[Extracted data entries]
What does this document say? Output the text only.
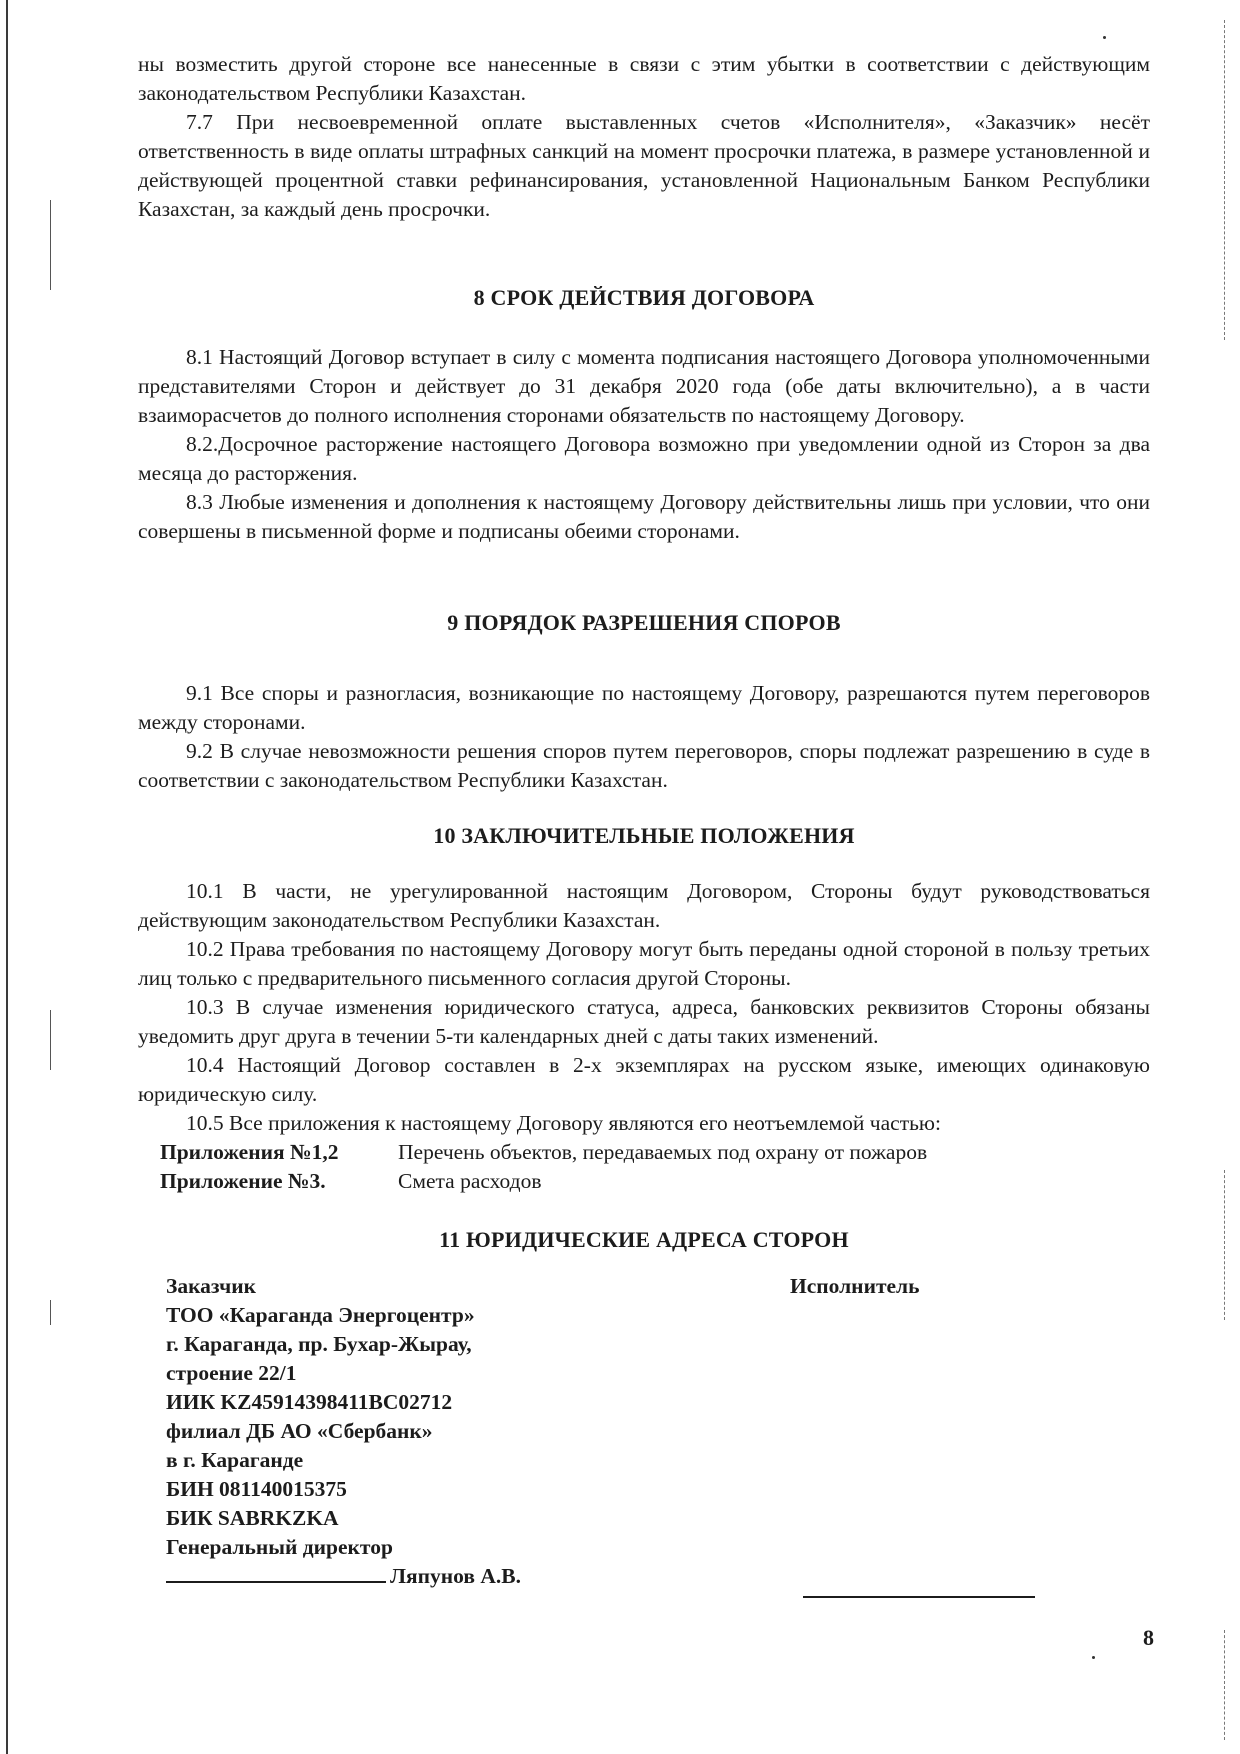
ны возместить другой стороне все нанесенные в связи с этим убытки в соответствии с действующим законодательством Республики Казахстан.

7.7 При несвоевременной оплате выставленных счетов «Исполнителя», «Заказчик» несёт ответственность в виде оплаты штрафных санкций на момент просрочки платежа, в размере установленной и действующей процентной ставки рефинансирования, установленной Национальным Банком Республики Казахстан, за каждый день просрочки.

8 СРОК ДЕЙСТВИЯ ДОГОВОРА

8.1 Настоящий Договор вступает в силу с момента подписания настоящего Договора уполномоченными представителями Сторон и действует до 31 декабря 2020 года (обе даты включительно), а в части взаиморасчетов до полного исполнения сторонами обязательств по настоящему Договору.

8.2.Досрочное расторжение настоящего Договора возможно при уведомлении одной из Сторон за два месяца до расторжения.

8.3 Любые изменения и дополнения к настоящему Договору действительны лишь при условии, что они совершены в письменной форме и подписаны обеими сторонами.

9 ПОРЯДОК РАЗРЕШЕНИЯ СПОРОВ

9.1 Все споры и разногласия, возникающие по настоящему Договору, разрешаются путем переговоров между сторонами.

9.2 В случае невозможности решения споров путем переговоров, споры подлежат разрешению в суде в соответствии с законодательством Республики Казахстан.

10 ЗАКЛЮЧИТЕЛЬНЫЕ ПОЛОЖЕНИЯ

10.1 В части, не урегулированной настоящим Договором, Стороны будут руководствоваться действующим законодательством Республики Казахстан.

10.2 Права требования по настоящему Договору могут быть переданы одной стороной в пользу третьих лиц только с предварительного письменного согласия другой Стороны.

10.3 В случае изменения юридического статуса, адреса, банковских реквизитов Стороны обязаны уведомить друг друга в течении 5-ти календарных дней с даты таких изменений.

10.4 Настоящий Договор составлен в 2-х экземплярах на русском языке, имеющих одинаковую юридическую силу.

10.5 Все приложения к настоящему Договору являются его неотъемлемой частью:

Приложения №1,2	Перечень объектов, передаваемых под охрану от пожаров
Приложение №3.	Смета расходов
11 ЮРИДИЧЕСКИЕ АДРЕСА СТОРОН
Заказчик
ТОО «Караганда Энергоцентр»
г. Караганда, пр. Бухар-Жырау,
строение 22/1
ИИК KZ45914398411BC02712
филиал ДБ АО «Сбербанк»
в г. Караганде
БИН 081140015375
БИК SABRKZKA
Генеральный директор
Ляпунов А.В.
Исполнитель
8
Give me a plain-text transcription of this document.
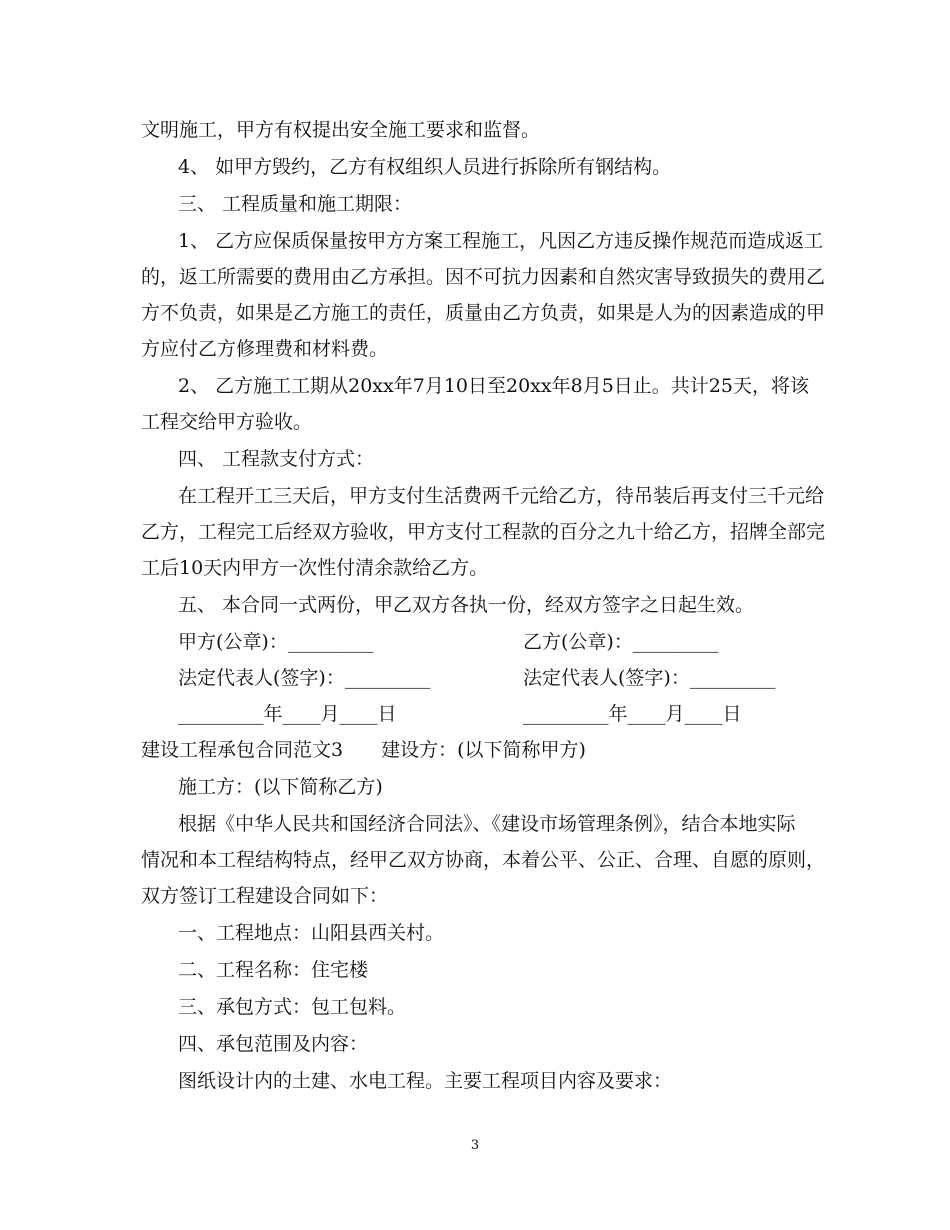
文明施工，甲方有权提出安全施工要求和监督。
4、 如甲方毁约，乙方有权组织人员进行拆除所有钢结构。
三、 工程质量和施工期限：
1、 乙方应保质保量按甲方方案工程施工，凡因乙方违反操作规范而造成返工
的，返工所需要的费用由乙方承担。因不可抗力因素和自然灾害导致损失的费用乙
方不负责，如果是乙方施工的责任，质量由乙方负责，如果是人为的因素造成的甲
方应付乙方修理费和材料费。
2、 乙方施工工期从20xx年7月10日至20xx年8月5日止。共计25天，将该
工程交给甲方验收。
四、 工程款支付方式：
在工程开工三天后，甲方支付生活费两千元给乙方，待吊装后再支付三千元给
乙方，工程完工后经双方验收，甲方支付工程款的百分之九十给乙方，招牌全部完
工后10天内甲方一次性付清余款给乙方。
五、 本合同一式两份，甲乙双方各执一份，经双方签字之日起生效。
甲方(公章)：_________	乙方(公章)：_________
法定代表人(签字)：_________	法定代表人(签字)：_________
_________年____月____日	_________年____月____日
建设工程承包合同范文3　　建设方：(以下简称甲方)
施工方：(以下简称乙方)
根据《中华人民共和国经济合同法》、《建设市场管理条例》，结合本地实际
情况和本工程结构特点，经甲乙双方协商，本着公平、公正、合理、自愿的原则，
双方签订工程建设合同如下：
一、工程地点：山阳县西关村。
二、工程名称：住宅楼
三、承包方式：包工包料。
四、承包范围及内容：
图纸设计内的土建、水电工程。主要工程项目内容及要求：
3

_Problem description_:
Within the material above, find the lines that contain the word "силу"; copy them.

_Reply to the task_:
8.1 Настоящий Договор вступает в силу с момента подписания настоящего Договора уполномоченными представителями Сторон и действует до 31 декабря 2020 года (обе даты включительно), а в части взаиморасчетов до полного исполнения сторонами обязательств по настоящему Договору.
10.4 Настоящий Договор составлен в 2-х экземплярах на русском языке, имеющих одинаковую юридическую силу.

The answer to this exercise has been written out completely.